• Data for this exercise:

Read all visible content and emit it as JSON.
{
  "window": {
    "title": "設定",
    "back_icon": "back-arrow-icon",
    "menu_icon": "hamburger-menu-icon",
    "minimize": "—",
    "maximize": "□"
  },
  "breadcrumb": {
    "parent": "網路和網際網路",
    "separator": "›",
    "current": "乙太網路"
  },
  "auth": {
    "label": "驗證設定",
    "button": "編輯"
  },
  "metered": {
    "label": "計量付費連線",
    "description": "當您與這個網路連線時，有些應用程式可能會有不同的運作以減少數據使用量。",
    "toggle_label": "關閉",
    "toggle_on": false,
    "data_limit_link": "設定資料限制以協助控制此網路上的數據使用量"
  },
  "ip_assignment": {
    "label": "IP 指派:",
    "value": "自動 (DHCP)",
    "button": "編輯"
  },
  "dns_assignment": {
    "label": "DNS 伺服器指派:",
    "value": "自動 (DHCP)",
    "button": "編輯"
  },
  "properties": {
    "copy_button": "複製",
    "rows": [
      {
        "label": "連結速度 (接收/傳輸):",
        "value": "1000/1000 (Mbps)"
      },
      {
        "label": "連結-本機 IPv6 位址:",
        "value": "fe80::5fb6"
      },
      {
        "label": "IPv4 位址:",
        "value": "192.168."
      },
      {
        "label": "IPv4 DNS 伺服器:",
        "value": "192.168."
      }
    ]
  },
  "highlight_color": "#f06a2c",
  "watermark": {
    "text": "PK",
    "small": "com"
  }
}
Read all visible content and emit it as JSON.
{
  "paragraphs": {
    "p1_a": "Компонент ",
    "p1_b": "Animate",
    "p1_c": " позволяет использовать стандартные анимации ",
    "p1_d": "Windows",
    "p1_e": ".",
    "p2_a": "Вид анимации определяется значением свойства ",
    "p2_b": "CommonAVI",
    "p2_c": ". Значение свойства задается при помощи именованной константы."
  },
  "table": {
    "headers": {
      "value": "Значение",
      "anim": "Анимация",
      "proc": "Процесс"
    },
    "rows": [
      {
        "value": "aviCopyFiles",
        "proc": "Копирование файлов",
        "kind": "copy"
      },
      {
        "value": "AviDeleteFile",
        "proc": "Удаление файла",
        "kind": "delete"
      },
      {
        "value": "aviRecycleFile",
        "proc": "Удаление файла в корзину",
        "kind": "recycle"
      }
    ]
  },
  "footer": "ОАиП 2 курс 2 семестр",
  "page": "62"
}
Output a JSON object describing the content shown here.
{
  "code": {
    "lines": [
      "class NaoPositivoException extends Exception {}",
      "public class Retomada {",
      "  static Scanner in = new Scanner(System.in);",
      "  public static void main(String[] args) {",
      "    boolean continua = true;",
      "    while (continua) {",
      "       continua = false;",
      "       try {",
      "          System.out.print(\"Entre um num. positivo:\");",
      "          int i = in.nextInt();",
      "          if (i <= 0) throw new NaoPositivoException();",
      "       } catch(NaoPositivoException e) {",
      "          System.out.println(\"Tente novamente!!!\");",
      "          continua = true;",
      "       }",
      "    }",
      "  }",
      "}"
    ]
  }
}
---
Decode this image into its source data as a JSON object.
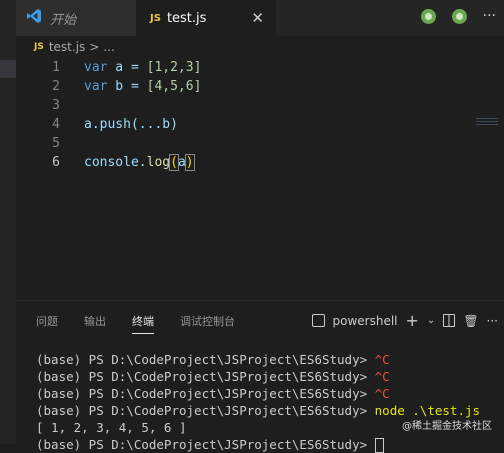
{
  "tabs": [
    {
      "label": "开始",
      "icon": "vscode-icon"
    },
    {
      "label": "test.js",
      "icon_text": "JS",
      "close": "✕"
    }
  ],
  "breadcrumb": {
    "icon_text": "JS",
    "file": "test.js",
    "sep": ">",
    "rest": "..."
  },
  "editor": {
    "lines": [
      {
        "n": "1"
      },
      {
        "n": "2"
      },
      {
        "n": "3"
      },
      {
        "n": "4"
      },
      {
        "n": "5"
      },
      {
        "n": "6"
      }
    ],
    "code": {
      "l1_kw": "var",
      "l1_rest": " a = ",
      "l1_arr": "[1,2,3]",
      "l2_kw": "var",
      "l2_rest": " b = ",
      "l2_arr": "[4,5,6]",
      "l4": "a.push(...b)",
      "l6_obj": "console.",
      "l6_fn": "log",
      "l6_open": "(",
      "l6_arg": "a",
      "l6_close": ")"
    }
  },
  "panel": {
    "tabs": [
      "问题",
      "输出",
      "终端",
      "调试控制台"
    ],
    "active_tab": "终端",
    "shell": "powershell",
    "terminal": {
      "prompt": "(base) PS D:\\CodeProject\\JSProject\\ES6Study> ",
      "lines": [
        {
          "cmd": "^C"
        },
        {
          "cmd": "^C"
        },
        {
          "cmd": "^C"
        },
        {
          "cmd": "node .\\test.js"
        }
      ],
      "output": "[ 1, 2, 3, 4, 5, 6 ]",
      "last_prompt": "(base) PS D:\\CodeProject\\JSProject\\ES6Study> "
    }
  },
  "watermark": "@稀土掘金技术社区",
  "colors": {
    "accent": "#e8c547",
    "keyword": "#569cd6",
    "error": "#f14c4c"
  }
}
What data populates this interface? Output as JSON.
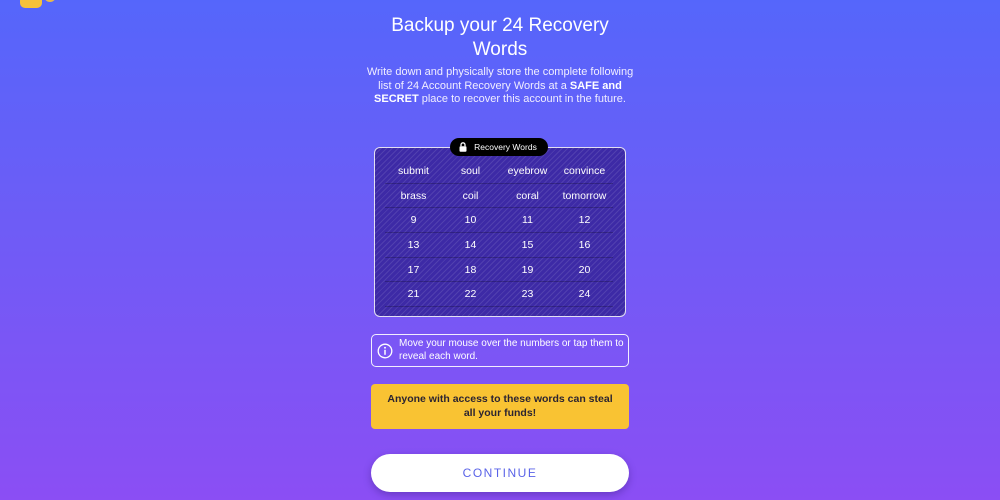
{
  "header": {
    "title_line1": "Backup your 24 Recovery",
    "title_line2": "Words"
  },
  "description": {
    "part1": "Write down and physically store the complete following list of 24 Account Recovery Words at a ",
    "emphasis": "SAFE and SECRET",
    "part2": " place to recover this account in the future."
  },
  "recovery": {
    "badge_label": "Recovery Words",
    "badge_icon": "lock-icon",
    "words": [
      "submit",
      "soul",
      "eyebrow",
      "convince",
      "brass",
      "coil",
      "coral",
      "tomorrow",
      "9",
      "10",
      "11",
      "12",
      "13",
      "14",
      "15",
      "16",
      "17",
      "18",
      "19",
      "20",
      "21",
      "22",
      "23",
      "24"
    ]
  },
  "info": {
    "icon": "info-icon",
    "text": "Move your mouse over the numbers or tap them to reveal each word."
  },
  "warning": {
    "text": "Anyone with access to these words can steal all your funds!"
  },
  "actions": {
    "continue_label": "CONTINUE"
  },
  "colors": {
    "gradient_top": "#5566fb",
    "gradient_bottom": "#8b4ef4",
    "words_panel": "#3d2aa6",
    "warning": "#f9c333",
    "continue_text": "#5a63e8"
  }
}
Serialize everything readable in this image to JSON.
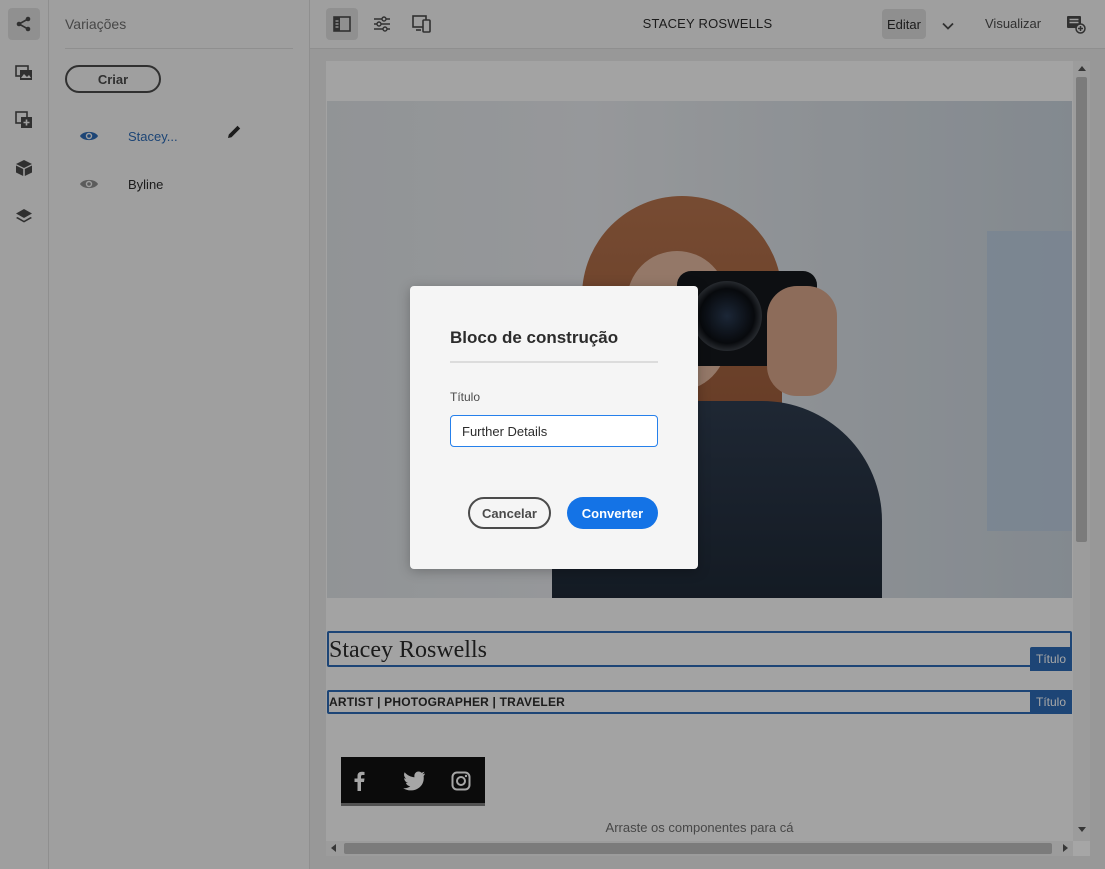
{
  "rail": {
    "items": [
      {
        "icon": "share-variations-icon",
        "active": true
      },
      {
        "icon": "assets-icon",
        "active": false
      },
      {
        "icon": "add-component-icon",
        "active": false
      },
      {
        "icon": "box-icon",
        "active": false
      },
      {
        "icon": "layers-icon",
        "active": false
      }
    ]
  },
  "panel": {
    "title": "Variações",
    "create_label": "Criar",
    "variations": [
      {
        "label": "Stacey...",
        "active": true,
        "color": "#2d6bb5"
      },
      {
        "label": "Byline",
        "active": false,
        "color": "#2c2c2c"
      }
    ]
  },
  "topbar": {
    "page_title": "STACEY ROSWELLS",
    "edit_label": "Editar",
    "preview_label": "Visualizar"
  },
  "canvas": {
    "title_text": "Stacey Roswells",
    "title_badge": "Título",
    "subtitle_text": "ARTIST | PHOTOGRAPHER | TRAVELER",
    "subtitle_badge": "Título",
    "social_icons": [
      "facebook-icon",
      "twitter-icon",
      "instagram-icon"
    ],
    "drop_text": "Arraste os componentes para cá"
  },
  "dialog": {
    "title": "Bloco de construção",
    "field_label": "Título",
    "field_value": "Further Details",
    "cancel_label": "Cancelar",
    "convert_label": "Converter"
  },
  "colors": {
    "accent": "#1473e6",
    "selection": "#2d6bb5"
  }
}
==
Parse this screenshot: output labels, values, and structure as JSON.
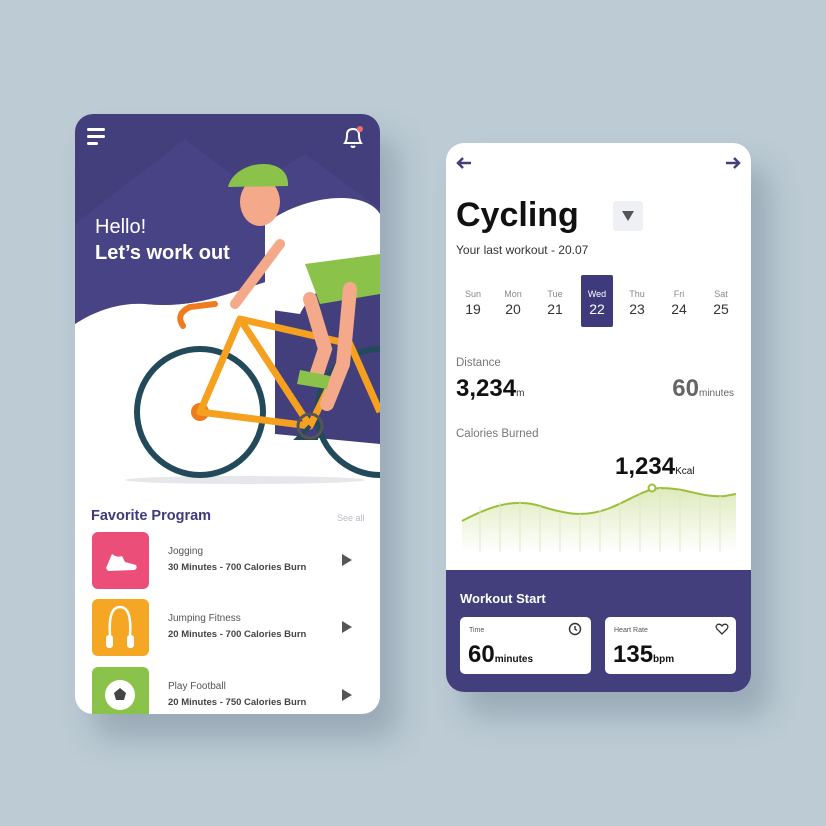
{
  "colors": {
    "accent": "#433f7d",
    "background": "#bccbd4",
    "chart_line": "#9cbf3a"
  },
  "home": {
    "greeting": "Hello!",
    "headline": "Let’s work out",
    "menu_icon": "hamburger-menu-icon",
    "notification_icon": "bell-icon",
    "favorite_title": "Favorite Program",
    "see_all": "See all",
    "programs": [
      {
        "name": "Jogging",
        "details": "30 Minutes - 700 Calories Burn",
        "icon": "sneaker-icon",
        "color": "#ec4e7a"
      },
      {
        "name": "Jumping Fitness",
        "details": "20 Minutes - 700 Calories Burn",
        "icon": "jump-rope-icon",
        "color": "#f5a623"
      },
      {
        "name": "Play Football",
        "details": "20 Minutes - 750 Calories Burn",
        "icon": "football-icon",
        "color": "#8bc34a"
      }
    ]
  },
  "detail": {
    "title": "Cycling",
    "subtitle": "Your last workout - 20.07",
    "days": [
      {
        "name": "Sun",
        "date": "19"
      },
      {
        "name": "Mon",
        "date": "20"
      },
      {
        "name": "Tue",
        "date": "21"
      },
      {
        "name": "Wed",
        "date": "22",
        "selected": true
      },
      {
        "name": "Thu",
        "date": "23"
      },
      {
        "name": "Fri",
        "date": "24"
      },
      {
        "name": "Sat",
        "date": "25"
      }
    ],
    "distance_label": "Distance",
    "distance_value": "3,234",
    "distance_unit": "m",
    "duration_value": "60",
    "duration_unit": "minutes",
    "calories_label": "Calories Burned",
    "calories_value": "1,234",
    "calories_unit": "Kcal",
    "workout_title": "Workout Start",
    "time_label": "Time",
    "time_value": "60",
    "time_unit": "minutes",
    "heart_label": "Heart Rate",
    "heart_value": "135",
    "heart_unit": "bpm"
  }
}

• What to produce:
Search the listing for the string "Título". Copy each line where it turns up.

• The reply:
    "title_badge": "Título",
    "subtitle_badge": "Título",
    "field_label": "Título",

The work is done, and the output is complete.